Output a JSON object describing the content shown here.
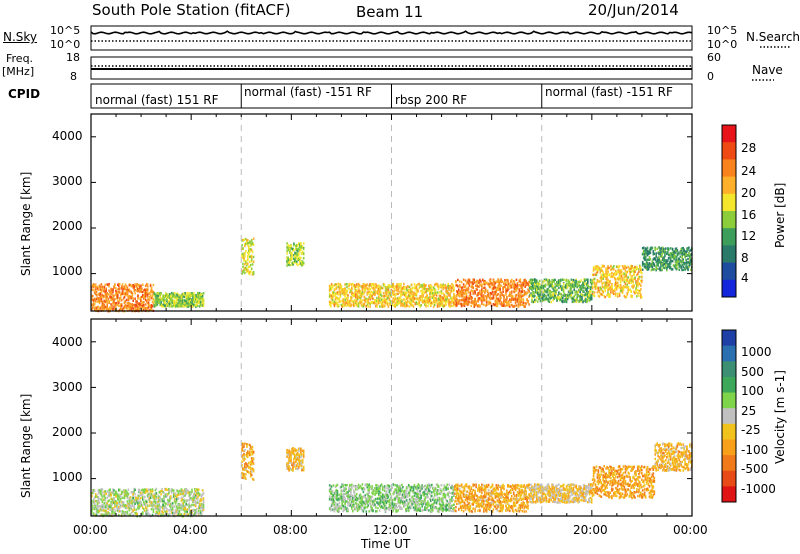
{
  "header": {
    "station": "South Pole Station (fitACF)",
    "beam": "Beam 11",
    "date": "20/Jun/2014"
  },
  "left_labels": {
    "nsky": "N.Sky",
    "freq": "Freq.",
    "mhz": "[MHz]",
    "cpid": "CPID"
  },
  "right_labels": {
    "nsearch": "N.Search",
    "nave": "Nave"
  },
  "noise_ticks": {
    "top": "10^5",
    "bottom": "10^0"
  },
  "freq_ticks": {
    "top": "18",
    "bottom": "8"
  },
  "nave_ticks": {
    "top": "60",
    "bottom": "0"
  },
  "cpid_segments": [
    {
      "label": "normal (fast) 151 RF",
      "start_hour": 0
    },
    {
      "label": "normal (fast) -151 RF",
      "start_hour": 6
    },
    {
      "label": "rbsp 200 RF",
      "start_hour": 12
    },
    {
      "label": "normal (fast) -151 RF",
      "start_hour": 18
    }
  ],
  "x_axis": {
    "title": "Time UT",
    "ticks": [
      "00:00",
      "04:00",
      "08:00",
      "12:00",
      "16:00",
      "20:00",
      "00:00"
    ]
  },
  "power_panel": {
    "ylabel": "Slant Range [km]",
    "yticks": [
      "4000",
      "3000",
      "2000",
      "1000"
    ],
    "colorbar_title": "Power [dB]",
    "colorbar_ticks": [
      "28",
      "24",
      "20",
      "16",
      "12",
      "8",
      "4"
    ],
    "colorbar_colors": [
      "#e8141a",
      "#f04a14",
      "#f8821c",
      "#ffb02a",
      "#f4e62c",
      "#8ccd3c",
      "#3c9e5a",
      "#2a7a6a",
      "#1e4c9e",
      "#1426dc"
    ]
  },
  "velocity_panel": {
    "ylabel": "Slant Range [km]",
    "yticks": [
      "4000",
      "3000",
      "2000",
      "1000"
    ],
    "colorbar_title": "Velocity [m s-1]",
    "colorbar_ticks": [
      "1000",
      "500",
      "100",
      "25",
      "-25",
      "-100",
      "-500",
      "-1000"
    ],
    "colorbar_colors": [
      "#1e3fa6",
      "#2a6fb0",
      "#3c8f72",
      "#3ea85a",
      "#7ed44a",
      "#c0c0c0",
      "#f2c21c",
      "#f8a01a",
      "#f07a1a",
      "#e84a18",
      "#e01414"
    ]
  },
  "chart_data": [
    {
      "type": "heatmap",
      "title": "Power",
      "xlabel": "Time UT",
      "ylabel": "Slant Range [km]",
      "xlim": [
        0,
        24
      ],
      "ylim": [
        180,
        4500
      ],
      "colorbar": {
        "label": "Power [dB]",
        "range": [
          0,
          30
        ]
      },
      "blocks": [
        {
          "t0": 0.0,
          "t1": 2.5,
          "r0": 200,
          "r1": 800,
          "power": 22
        },
        {
          "t0": 2.5,
          "t1": 4.5,
          "r0": 300,
          "r1": 600,
          "power": 14
        },
        {
          "t0": 6.0,
          "t1": 6.5,
          "r0": 1000,
          "r1": 1800,
          "power": 16
        },
        {
          "t0": 7.8,
          "t1": 8.5,
          "r0": 1200,
          "r1": 1700,
          "power": 14
        },
        {
          "t0": 9.5,
          "t1": 14.5,
          "r0": 300,
          "r1": 800,
          "power": 18
        },
        {
          "t0": 14.5,
          "t1": 17.5,
          "r0": 300,
          "r1": 900,
          "power": 22
        },
        {
          "t0": 17.5,
          "t1": 20.0,
          "r0": 400,
          "r1": 900,
          "power": 12
        },
        {
          "t0": 20.0,
          "t1": 22.0,
          "r0": 500,
          "r1": 1200,
          "power": 18
        },
        {
          "t0": 22.0,
          "t1": 24.0,
          "r0": 1100,
          "r1": 1600,
          "power": 10
        }
      ]
    },
    {
      "type": "heatmap",
      "title": "Velocity",
      "xlabel": "Time UT",
      "ylabel": "Slant Range [km]",
      "xlim": [
        0,
        24
      ],
      "ylim": [
        180,
        4500
      ],
      "colorbar": {
        "label": "Velocity [m s-1]",
        "range": [
          -1000,
          1000
        ]
      },
      "blocks": [
        {
          "t0": 0.0,
          "t1": 4.5,
          "r0": 200,
          "r1": 800,
          "velocity": 60
        },
        {
          "t0": 6.0,
          "t1": 6.5,
          "r0": 1000,
          "r1": 1800,
          "velocity": -300
        },
        {
          "t0": 7.8,
          "t1": 8.5,
          "r0": 1200,
          "r1": 1700,
          "velocity": -250
        },
        {
          "t0": 9.5,
          "t1": 14.5,
          "r0": 300,
          "r1": 900,
          "velocity": 150
        },
        {
          "t0": 14.5,
          "t1": 17.5,
          "r0": 300,
          "r1": 900,
          "velocity": -300
        },
        {
          "t0": 17.5,
          "t1": 20.0,
          "r0": 500,
          "r1": 900,
          "velocity": -150
        },
        {
          "t0": 20.0,
          "t1": 22.5,
          "r0": 600,
          "r1": 1300,
          "velocity": -350
        },
        {
          "t0": 22.5,
          "t1": 24.0,
          "r0": 1200,
          "r1": 1800,
          "velocity": -250
        }
      ]
    }
  ]
}
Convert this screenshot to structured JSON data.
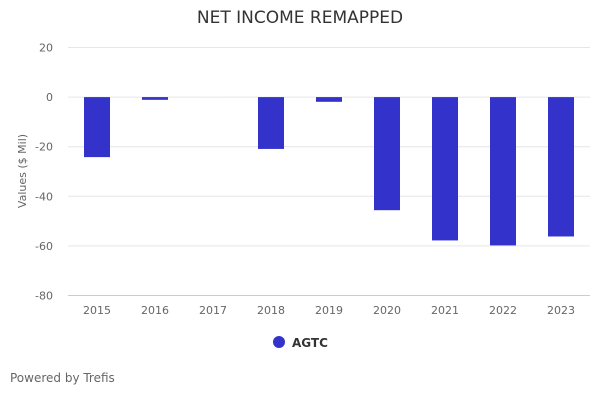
{
  "chart_data": {
    "type": "bar",
    "title": "NET INCOME REMAPPED",
    "xlabel": "",
    "ylabel": "Values ($ Mil)",
    "categories": [
      "2015",
      "2016",
      "2017",
      "2018",
      "2019",
      "2020",
      "2021",
      "2022",
      "2023"
    ],
    "series": [
      {
        "name": "AGTC",
        "color": "#3333cc",
        "values": [
          -24.2,
          -1.1,
          0,
          -20.9,
          -1.9,
          -45.6,
          -57.8,
          -59.8,
          -56.2
        ]
      }
    ],
    "ylim": [
      -80,
      20
    ],
    "yticks": [
      20,
      0,
      -20,
      -40,
      -60,
      -80
    ],
    "grid": true,
    "legend": "bottom-center"
  },
  "footer": "Powered by Trefis"
}
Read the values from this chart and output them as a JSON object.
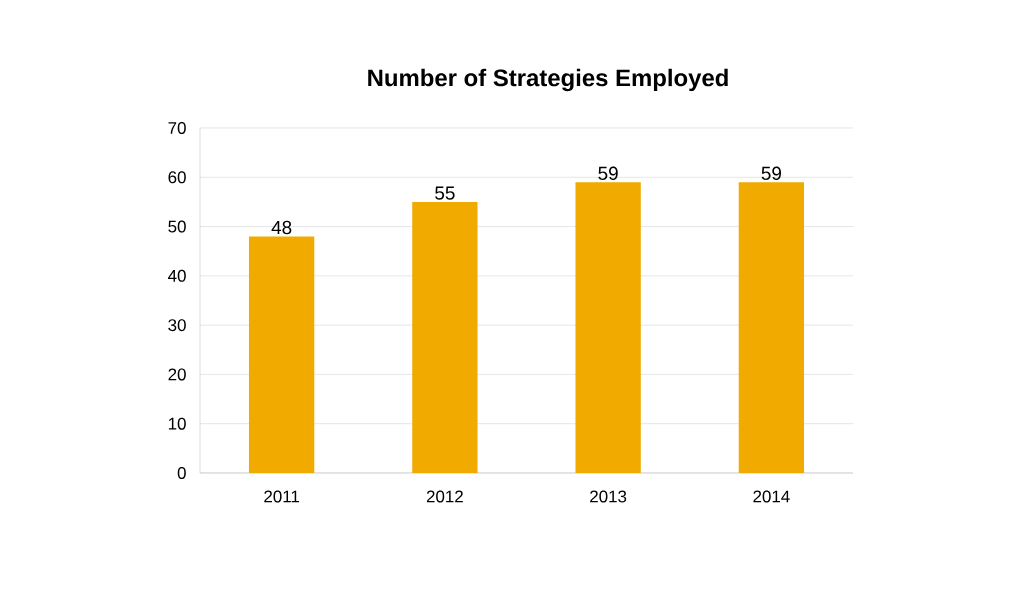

_____

Supply the count of lines in the entries that contain the word "bottom", and nothing besides.

SOLUTION TO THE EXERCISE →
4